Record extracts ->
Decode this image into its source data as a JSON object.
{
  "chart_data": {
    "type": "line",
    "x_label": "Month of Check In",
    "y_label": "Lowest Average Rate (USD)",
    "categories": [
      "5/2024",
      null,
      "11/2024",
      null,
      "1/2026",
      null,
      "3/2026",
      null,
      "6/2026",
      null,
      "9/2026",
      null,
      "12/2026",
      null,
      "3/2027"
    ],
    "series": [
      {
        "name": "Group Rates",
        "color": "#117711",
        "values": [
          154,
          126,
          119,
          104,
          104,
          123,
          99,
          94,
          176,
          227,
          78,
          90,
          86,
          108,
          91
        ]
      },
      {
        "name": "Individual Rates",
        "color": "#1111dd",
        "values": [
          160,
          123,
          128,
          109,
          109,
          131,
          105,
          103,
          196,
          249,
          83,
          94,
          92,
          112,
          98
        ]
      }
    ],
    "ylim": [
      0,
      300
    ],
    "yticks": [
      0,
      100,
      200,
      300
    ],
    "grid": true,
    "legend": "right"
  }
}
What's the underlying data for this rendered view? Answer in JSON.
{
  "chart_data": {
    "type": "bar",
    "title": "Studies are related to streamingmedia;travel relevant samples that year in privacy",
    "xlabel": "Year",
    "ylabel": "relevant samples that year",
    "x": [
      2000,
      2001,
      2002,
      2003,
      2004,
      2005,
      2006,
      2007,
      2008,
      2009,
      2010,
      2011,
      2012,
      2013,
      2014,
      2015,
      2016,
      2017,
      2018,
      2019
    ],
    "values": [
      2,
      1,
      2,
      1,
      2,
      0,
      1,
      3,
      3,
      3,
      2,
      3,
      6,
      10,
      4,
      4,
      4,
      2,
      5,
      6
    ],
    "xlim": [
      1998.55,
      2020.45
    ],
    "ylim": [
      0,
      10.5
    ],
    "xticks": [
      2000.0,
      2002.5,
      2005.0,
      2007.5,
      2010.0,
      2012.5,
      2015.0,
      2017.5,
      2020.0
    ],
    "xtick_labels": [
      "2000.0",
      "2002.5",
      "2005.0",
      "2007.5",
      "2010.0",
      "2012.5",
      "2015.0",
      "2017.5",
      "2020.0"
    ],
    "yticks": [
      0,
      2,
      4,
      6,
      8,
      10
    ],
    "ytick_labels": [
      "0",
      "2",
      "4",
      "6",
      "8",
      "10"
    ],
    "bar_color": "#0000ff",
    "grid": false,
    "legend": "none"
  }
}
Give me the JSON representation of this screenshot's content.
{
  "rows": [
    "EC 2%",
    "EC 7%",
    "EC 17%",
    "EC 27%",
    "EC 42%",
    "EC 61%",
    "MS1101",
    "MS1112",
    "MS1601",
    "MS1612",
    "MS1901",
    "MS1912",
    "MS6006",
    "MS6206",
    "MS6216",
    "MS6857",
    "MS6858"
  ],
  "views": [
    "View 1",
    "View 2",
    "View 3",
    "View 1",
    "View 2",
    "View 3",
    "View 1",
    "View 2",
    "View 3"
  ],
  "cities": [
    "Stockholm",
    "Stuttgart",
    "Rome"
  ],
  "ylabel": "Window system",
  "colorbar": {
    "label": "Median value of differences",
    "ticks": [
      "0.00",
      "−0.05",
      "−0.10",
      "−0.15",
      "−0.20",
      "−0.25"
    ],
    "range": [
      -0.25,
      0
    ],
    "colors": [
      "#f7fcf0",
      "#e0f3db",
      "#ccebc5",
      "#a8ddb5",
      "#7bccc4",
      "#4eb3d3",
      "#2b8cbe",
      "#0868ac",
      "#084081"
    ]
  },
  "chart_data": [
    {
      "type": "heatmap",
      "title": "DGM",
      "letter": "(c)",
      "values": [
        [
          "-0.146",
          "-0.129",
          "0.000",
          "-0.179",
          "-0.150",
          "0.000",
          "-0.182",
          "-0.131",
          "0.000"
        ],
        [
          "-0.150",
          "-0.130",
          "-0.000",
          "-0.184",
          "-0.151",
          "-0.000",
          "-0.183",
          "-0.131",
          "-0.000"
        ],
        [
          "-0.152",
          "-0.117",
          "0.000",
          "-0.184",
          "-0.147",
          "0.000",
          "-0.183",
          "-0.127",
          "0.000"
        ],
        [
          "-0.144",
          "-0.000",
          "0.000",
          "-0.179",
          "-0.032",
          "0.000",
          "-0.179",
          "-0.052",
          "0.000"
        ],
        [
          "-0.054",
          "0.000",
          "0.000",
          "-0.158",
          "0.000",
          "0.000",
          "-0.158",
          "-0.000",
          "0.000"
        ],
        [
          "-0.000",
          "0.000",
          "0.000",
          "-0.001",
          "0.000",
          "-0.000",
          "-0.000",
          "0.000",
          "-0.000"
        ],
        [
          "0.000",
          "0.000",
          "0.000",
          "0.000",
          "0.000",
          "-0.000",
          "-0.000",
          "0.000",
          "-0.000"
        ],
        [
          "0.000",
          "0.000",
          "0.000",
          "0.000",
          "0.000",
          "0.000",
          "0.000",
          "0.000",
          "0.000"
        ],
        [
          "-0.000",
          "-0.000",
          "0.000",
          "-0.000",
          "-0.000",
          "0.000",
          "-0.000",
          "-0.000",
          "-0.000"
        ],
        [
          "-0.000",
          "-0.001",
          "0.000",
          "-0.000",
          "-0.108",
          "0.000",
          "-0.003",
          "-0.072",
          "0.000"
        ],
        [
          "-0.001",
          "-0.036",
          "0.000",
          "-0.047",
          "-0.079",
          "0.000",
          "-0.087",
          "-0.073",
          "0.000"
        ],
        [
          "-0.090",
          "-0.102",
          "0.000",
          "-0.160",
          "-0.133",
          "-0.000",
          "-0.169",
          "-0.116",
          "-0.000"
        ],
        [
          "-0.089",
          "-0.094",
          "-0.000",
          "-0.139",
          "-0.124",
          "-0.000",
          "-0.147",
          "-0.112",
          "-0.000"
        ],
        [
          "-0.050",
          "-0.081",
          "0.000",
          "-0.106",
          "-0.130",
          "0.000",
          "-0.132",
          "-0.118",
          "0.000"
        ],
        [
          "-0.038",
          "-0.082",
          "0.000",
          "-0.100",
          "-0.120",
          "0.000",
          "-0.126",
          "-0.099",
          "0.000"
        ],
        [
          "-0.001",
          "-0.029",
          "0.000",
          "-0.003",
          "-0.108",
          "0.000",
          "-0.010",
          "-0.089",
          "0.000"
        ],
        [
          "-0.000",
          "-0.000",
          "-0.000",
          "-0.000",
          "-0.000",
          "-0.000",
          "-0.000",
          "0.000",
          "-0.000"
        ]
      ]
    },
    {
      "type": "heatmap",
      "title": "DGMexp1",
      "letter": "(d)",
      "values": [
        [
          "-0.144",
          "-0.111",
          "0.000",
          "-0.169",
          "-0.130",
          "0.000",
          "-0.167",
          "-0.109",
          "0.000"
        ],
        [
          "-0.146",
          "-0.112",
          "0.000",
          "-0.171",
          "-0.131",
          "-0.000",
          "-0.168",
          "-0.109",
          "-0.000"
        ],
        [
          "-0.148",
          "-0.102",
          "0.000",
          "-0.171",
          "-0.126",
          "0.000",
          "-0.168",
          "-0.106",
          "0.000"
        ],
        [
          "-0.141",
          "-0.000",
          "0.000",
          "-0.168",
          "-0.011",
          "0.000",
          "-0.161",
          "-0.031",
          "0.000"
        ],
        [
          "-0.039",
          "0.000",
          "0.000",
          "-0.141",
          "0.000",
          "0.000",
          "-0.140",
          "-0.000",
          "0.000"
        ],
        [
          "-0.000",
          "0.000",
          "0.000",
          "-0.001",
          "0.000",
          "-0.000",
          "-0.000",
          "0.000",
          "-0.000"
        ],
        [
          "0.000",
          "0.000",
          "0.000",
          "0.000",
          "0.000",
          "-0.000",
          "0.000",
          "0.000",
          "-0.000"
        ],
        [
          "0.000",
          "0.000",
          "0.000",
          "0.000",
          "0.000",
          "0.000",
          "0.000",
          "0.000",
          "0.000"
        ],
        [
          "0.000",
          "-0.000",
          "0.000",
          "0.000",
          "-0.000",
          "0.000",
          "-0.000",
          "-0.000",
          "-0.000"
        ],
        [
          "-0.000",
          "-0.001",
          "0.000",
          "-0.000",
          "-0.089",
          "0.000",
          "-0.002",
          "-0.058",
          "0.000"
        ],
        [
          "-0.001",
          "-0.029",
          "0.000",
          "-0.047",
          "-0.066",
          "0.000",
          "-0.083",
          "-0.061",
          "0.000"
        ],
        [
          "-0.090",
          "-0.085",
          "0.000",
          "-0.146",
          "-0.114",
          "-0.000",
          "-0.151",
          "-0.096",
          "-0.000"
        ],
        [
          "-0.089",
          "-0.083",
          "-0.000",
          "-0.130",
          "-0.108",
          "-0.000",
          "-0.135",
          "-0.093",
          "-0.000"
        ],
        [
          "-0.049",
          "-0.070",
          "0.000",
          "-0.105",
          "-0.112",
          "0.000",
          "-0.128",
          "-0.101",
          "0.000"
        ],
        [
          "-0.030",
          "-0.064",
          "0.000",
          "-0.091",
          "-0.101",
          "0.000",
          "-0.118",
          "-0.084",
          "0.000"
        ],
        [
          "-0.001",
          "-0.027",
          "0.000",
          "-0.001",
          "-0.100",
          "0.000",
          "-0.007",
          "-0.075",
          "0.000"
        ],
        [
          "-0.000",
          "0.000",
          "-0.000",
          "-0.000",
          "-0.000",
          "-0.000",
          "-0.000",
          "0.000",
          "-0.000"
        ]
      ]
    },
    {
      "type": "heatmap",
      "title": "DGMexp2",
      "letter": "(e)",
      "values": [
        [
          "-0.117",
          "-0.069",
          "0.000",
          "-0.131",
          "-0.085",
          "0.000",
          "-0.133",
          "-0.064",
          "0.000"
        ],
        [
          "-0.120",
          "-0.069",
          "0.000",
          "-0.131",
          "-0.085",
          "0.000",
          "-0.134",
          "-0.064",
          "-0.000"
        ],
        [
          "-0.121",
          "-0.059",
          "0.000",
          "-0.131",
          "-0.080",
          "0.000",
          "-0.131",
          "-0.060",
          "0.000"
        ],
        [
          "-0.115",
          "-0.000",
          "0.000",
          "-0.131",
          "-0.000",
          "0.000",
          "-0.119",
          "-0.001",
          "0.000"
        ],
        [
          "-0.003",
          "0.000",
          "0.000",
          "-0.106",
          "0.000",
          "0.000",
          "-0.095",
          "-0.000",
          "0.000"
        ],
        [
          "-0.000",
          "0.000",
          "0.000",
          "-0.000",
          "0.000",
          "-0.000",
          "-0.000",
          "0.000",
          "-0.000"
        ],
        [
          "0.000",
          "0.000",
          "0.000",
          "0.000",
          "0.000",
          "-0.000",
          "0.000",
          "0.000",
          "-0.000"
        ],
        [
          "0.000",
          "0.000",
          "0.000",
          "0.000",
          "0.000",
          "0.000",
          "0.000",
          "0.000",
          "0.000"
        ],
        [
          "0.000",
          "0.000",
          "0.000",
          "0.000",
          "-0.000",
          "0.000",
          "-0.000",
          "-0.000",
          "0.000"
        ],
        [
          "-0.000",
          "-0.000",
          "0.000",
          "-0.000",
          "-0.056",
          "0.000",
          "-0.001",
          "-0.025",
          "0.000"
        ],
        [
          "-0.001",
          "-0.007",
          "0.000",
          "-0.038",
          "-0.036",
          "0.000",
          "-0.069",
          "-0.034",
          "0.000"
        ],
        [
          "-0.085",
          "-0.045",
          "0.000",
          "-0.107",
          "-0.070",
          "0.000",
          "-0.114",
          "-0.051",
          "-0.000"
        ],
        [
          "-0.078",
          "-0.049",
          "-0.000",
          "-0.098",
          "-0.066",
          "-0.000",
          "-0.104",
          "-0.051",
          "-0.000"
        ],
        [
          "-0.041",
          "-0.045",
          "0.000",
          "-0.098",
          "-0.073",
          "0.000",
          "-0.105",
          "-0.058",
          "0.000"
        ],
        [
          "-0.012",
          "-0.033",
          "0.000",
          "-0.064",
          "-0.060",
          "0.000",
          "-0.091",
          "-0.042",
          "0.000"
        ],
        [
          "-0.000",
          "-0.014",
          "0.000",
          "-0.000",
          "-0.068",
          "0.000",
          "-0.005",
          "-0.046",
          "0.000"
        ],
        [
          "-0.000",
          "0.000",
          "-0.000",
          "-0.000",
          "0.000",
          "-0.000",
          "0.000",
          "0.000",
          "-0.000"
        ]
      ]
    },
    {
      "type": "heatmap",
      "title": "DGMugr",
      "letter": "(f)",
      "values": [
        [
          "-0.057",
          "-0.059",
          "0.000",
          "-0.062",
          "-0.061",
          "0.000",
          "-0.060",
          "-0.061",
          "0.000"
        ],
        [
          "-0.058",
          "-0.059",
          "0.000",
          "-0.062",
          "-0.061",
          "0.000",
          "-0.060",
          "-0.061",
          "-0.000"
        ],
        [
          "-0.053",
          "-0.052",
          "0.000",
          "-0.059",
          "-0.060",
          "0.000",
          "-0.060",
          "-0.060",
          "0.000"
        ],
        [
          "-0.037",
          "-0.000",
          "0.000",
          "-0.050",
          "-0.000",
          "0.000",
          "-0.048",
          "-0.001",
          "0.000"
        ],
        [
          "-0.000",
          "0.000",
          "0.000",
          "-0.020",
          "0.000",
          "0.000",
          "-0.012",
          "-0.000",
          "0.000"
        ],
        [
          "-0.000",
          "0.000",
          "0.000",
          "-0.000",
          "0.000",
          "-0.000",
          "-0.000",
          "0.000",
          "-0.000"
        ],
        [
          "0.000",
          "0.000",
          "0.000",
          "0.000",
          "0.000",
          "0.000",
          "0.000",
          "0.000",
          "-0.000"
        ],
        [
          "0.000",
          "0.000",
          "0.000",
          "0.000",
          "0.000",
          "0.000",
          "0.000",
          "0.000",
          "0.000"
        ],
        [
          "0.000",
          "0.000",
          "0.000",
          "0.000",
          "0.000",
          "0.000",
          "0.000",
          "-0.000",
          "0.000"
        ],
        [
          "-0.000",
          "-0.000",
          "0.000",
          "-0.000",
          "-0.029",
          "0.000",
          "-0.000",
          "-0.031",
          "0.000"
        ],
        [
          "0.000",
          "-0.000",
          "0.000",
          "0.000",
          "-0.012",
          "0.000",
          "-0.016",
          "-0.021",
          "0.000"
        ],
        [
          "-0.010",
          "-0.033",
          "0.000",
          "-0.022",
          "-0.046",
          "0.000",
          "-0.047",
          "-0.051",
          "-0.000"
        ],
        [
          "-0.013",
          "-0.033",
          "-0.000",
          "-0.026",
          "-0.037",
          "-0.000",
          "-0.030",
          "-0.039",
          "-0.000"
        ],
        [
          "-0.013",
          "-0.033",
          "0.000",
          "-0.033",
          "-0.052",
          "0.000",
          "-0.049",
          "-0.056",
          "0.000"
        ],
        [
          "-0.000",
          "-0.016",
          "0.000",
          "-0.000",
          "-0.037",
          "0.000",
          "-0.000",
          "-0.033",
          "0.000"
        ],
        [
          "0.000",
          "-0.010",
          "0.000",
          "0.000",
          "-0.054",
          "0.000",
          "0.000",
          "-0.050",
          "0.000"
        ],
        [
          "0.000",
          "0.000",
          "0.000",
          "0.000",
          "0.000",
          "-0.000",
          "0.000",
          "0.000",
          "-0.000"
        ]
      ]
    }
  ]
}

Instruction -> Using the listing above, gather each line that holds the string "this" and copy it.

Reply to the task ->
Decode this image into its source data as a JSON object.
What's the underlying data for this rendered view? Answer in JSON.
Give me the JSON representation of this screenshot's content.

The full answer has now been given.